▸ Task requirements
Copy out each line of the material in which the word "screenshot" appears.

▸ Given data
● ● ● ●
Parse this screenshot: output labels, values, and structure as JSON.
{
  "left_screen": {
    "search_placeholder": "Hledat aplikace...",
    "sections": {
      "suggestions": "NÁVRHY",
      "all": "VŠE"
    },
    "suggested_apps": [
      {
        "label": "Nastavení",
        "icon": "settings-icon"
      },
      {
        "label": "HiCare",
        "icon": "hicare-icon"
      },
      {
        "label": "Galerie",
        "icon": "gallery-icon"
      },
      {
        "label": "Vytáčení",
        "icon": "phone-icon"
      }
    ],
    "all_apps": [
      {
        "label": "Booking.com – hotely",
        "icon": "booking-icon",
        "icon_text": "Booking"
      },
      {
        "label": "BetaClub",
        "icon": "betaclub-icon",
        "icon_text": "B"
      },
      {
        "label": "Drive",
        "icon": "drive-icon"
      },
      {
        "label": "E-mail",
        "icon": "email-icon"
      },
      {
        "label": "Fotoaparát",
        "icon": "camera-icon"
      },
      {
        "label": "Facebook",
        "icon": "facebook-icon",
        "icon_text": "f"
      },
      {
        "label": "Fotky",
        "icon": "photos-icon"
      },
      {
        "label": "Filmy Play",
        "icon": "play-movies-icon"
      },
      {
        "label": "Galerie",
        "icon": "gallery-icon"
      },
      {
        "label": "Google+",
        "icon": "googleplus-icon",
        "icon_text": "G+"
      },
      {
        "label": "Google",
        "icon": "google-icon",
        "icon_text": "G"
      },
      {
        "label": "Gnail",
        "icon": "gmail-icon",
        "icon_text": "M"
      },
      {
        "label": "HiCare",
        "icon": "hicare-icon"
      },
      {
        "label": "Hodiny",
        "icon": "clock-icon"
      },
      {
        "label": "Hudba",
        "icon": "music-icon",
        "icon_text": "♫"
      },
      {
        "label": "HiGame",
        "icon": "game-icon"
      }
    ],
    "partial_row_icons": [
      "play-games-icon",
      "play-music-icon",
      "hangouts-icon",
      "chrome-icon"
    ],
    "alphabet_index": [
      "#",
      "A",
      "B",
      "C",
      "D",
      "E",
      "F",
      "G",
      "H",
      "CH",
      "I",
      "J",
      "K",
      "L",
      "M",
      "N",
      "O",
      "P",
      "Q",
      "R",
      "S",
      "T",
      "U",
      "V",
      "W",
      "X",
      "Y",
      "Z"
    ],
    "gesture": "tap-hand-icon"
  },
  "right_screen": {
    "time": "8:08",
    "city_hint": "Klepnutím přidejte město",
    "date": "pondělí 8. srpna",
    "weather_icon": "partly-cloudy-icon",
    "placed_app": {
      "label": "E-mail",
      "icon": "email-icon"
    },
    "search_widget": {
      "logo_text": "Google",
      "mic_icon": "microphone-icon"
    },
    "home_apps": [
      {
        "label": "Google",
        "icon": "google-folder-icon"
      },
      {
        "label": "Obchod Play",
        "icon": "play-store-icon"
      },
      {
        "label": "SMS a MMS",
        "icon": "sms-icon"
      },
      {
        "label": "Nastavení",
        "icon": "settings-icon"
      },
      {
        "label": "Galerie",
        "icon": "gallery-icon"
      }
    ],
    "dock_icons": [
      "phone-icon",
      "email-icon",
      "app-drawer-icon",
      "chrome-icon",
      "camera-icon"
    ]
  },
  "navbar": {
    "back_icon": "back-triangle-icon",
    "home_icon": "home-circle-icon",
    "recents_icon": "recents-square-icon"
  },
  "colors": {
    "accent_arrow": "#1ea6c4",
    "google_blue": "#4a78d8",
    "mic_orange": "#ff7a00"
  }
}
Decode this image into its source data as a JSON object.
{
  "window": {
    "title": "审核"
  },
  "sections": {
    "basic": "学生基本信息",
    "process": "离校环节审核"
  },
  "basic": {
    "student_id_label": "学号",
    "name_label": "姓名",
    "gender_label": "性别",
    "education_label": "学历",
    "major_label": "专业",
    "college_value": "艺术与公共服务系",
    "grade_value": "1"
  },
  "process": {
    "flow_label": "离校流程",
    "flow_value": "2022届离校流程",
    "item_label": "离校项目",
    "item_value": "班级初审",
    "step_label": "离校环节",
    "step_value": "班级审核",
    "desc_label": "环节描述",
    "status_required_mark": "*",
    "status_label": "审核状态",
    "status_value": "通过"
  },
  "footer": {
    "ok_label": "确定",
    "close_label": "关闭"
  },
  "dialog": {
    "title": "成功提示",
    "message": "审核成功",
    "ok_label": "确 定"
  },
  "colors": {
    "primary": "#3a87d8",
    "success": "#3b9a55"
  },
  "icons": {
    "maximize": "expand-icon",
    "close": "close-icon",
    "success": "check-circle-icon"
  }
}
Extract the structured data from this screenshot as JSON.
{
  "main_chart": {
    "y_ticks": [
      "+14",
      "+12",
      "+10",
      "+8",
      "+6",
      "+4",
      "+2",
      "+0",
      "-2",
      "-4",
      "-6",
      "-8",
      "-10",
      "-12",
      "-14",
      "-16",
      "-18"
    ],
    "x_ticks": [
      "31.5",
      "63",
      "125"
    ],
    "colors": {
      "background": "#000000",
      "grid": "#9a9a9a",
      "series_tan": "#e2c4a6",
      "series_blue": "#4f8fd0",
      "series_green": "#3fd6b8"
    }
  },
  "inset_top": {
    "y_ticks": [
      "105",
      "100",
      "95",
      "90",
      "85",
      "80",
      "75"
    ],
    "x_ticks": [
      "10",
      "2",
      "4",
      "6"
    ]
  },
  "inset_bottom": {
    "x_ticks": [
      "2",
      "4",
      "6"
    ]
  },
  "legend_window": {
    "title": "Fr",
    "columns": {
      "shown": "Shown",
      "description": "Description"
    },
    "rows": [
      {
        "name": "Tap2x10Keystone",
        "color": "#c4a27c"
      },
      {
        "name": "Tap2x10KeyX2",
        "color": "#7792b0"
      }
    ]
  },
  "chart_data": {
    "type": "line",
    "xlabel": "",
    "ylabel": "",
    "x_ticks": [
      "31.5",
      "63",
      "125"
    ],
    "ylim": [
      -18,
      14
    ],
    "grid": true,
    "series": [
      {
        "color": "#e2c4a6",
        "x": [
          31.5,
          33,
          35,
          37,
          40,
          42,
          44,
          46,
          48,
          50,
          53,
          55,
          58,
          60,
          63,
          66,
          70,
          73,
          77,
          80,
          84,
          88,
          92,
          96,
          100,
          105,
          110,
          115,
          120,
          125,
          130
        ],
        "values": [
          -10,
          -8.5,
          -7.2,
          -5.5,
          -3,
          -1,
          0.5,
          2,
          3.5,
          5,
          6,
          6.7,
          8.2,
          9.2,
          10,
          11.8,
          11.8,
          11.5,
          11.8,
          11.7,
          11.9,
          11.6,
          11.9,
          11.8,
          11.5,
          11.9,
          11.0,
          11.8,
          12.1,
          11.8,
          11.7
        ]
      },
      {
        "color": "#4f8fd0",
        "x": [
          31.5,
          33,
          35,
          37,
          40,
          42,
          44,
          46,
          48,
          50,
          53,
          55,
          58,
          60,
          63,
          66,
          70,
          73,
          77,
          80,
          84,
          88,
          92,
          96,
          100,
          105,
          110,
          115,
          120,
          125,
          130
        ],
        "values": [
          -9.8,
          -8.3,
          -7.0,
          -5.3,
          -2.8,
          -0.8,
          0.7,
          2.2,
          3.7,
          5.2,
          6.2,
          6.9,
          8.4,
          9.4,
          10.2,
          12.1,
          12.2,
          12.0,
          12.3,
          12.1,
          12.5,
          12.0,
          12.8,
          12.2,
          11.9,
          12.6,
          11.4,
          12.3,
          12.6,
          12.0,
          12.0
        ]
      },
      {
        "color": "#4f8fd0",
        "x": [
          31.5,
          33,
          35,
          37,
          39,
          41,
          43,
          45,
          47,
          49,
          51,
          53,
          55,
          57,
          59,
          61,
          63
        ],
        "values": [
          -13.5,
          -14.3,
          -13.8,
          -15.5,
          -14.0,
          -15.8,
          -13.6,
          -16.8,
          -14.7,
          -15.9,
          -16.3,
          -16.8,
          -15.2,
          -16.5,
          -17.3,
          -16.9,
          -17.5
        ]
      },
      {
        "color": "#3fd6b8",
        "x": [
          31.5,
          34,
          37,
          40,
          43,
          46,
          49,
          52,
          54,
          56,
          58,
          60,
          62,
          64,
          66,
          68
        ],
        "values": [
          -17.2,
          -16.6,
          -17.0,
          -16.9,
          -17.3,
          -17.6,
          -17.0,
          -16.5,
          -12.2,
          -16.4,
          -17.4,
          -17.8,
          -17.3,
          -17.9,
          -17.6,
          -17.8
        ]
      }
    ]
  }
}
● ● ● ●
▸ Output for this exercise
Parse this screenshot: output labels, values, and structure as JSON.
Extract the structured data from this screenshot as JSON.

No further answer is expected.